* Start TASK DATA *

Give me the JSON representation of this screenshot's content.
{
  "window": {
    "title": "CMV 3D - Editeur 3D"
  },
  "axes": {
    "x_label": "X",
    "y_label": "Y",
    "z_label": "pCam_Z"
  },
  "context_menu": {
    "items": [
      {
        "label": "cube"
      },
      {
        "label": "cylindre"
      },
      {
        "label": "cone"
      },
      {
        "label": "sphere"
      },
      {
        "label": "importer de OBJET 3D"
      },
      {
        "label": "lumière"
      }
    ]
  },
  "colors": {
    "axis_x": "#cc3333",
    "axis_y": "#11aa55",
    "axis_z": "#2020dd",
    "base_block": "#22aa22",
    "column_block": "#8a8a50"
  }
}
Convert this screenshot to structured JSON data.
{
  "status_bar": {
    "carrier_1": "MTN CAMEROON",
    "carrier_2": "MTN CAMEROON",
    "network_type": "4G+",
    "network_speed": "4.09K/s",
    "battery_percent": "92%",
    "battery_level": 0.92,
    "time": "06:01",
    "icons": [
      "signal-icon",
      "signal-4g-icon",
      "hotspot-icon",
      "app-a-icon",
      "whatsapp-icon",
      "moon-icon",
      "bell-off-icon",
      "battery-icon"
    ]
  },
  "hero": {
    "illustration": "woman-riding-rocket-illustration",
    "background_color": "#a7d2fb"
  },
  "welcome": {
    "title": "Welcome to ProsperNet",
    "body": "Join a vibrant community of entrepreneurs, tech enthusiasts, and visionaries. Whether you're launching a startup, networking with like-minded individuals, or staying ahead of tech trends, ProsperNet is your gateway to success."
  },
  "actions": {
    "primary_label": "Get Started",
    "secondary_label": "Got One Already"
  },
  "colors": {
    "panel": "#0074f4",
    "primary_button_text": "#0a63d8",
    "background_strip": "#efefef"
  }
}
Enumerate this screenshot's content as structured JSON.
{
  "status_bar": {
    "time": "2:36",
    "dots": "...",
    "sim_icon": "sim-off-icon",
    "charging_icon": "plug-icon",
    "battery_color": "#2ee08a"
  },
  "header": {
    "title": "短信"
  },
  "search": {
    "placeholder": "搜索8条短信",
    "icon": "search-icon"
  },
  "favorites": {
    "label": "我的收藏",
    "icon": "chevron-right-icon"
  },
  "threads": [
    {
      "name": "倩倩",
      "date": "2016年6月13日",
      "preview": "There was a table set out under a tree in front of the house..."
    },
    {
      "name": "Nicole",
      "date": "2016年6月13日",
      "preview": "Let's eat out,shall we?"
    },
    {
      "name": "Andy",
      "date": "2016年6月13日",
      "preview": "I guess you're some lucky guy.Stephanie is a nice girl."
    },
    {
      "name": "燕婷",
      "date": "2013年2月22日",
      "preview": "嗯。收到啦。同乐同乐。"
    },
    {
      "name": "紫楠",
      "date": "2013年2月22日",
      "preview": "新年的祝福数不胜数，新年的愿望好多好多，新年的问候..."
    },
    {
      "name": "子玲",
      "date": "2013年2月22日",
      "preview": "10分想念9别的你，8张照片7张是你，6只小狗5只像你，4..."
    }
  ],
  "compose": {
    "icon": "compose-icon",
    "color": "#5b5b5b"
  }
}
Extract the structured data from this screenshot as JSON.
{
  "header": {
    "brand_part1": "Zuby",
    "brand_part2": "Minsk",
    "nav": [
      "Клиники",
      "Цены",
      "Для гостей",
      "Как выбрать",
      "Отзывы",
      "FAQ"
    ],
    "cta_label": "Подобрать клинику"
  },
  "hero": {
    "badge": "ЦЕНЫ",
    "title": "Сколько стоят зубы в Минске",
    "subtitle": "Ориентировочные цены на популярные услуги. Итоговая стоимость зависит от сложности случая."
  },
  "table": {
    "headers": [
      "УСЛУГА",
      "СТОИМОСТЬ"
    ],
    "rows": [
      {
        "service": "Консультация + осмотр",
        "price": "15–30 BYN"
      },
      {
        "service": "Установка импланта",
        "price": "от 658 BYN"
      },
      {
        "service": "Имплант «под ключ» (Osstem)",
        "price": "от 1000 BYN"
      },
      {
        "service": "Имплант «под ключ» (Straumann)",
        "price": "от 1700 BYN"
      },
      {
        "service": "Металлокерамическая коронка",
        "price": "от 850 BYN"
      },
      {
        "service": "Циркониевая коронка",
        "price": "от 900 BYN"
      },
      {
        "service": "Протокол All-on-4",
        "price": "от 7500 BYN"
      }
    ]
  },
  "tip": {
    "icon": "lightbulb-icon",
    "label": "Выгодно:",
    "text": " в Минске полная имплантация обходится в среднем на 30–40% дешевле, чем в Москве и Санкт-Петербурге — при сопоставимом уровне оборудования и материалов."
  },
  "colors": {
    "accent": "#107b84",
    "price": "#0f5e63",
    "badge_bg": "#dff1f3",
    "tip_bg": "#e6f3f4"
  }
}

* End TASK DATA *

WHAT IS EXPECTED — Scan the lines for the string "ключ". Copy out each line that matches.

ANSWER TO THE EXERCISE —
        "service": "Имплант «под ключ» (Osstem)",
        "service": "Имплант «под ключ» (Straumann)",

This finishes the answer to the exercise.